* [EXERCISE REQUIREMENTS]: Wherever the word "true" shows up in a line, please copy that line.

────

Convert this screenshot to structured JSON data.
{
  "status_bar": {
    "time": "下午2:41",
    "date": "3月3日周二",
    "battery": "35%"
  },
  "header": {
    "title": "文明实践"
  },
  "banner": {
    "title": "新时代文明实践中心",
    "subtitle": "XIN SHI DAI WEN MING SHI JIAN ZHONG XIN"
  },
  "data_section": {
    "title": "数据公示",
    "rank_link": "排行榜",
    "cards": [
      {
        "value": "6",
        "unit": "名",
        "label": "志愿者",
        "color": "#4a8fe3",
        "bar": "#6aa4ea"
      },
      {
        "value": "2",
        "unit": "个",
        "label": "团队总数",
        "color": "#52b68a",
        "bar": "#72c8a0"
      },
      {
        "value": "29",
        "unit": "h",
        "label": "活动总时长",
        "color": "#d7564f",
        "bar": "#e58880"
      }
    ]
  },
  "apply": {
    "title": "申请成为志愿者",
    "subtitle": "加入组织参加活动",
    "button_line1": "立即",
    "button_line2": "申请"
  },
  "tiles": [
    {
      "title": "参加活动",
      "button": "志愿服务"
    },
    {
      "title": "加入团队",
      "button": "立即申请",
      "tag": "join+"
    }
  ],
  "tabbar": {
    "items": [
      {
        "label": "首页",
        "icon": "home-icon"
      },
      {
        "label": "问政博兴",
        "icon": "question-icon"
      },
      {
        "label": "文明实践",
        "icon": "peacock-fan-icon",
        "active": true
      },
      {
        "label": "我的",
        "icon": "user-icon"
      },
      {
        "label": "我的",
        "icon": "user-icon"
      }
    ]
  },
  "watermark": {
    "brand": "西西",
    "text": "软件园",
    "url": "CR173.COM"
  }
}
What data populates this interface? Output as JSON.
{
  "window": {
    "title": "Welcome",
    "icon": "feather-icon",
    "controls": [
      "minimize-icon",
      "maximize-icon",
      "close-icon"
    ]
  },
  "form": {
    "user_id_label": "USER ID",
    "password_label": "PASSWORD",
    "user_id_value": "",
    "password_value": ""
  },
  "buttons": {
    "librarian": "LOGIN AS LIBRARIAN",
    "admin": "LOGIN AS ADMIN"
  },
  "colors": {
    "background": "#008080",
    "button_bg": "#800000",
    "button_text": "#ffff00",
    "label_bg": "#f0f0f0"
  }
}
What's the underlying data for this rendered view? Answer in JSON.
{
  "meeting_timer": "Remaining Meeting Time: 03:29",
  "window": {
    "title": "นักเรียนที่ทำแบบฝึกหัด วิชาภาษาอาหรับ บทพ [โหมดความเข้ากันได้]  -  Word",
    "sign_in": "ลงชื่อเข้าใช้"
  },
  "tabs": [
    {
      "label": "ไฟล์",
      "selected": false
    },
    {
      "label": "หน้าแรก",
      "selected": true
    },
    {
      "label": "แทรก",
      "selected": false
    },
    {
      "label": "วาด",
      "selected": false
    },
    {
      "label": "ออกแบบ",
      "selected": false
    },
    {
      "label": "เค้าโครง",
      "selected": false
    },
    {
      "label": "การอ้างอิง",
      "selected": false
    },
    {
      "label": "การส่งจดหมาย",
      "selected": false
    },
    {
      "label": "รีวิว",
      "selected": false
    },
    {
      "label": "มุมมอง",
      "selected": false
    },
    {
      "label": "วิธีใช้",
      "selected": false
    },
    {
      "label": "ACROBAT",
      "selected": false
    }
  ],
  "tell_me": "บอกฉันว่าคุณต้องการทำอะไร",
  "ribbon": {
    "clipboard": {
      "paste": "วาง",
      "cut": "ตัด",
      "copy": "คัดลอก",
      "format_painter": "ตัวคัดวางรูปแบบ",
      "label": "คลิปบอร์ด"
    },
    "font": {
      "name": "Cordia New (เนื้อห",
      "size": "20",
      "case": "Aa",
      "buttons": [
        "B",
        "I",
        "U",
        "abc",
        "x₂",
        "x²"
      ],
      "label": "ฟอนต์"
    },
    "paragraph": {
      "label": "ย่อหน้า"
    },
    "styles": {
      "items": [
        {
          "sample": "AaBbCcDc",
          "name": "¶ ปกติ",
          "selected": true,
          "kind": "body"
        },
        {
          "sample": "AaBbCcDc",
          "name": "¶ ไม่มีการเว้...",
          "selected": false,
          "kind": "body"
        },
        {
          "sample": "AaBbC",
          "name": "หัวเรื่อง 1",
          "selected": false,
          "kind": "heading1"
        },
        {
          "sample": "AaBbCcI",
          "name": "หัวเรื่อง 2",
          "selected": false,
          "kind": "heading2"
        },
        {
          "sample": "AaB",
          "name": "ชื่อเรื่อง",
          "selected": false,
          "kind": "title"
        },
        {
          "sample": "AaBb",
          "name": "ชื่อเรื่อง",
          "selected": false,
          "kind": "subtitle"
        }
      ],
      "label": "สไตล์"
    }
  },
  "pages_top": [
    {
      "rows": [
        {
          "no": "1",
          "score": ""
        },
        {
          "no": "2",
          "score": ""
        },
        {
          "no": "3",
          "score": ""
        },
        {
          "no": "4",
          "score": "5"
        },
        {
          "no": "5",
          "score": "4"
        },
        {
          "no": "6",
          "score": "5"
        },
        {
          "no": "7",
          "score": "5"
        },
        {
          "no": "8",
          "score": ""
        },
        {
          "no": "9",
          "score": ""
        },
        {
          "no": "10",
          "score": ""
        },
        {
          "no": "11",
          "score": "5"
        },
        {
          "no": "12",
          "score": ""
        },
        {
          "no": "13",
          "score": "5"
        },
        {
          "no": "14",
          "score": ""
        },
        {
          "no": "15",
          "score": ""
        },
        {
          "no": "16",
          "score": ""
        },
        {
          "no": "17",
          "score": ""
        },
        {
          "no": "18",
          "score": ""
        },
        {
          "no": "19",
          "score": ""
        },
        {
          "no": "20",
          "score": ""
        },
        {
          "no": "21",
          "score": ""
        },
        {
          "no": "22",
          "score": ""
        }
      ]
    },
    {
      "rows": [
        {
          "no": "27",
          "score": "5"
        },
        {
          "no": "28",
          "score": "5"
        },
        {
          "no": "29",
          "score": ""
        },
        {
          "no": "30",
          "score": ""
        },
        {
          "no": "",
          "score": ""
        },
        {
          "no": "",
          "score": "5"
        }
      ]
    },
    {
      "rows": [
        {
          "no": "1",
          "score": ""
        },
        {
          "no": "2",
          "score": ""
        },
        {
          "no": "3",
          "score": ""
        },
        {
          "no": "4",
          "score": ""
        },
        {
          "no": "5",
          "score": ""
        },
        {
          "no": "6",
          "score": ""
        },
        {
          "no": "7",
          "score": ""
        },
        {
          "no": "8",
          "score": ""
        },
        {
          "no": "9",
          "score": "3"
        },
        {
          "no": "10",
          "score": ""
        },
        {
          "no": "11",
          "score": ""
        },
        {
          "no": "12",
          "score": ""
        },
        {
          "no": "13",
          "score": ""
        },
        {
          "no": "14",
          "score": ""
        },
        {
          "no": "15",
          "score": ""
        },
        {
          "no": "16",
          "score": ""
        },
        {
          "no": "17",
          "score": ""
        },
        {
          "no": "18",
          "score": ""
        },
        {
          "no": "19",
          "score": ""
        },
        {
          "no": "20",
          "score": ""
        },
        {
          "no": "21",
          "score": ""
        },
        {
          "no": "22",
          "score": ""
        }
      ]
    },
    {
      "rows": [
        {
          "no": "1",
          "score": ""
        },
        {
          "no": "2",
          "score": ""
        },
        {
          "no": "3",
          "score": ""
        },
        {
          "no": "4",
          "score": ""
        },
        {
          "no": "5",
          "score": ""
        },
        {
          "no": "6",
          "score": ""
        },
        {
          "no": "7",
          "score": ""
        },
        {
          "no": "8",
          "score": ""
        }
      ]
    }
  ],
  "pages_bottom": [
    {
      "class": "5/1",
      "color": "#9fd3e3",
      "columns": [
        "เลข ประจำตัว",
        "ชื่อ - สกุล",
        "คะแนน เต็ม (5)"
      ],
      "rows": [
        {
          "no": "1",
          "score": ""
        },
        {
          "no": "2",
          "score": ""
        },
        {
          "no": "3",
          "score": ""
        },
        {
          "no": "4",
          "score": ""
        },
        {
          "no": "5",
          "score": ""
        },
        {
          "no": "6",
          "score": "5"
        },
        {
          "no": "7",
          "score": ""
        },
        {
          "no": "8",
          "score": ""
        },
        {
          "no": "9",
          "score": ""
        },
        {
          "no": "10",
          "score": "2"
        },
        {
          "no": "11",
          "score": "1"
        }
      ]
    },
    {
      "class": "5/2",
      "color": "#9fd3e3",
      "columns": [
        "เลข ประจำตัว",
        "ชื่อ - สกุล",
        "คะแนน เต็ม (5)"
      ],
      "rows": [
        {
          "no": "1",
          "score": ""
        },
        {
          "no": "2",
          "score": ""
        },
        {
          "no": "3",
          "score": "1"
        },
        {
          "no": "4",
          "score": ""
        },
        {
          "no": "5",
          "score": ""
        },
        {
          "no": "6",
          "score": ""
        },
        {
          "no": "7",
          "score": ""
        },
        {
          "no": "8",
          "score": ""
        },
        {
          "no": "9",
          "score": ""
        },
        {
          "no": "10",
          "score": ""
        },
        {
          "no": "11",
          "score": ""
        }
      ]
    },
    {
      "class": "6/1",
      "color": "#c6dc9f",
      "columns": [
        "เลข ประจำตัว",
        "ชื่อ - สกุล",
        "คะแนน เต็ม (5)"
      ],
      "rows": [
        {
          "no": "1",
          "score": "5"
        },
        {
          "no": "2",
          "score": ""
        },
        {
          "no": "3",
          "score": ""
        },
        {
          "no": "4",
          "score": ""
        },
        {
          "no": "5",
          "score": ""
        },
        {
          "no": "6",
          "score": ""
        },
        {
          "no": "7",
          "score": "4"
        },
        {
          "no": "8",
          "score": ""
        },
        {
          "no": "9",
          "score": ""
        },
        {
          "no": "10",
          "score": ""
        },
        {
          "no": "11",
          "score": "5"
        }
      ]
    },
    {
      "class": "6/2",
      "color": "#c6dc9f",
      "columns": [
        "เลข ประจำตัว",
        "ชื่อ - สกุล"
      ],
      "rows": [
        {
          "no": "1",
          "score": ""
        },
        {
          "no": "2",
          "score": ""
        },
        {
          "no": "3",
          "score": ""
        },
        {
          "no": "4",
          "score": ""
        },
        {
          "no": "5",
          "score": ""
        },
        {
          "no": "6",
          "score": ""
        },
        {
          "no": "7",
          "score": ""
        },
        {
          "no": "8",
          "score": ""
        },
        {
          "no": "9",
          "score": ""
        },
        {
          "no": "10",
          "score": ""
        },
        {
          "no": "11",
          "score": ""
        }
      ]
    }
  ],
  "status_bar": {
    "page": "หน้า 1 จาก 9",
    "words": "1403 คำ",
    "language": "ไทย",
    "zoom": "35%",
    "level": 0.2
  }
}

────

* [FULL SOLUTION]:
        "active": true
      "selected": true
          "selected": true,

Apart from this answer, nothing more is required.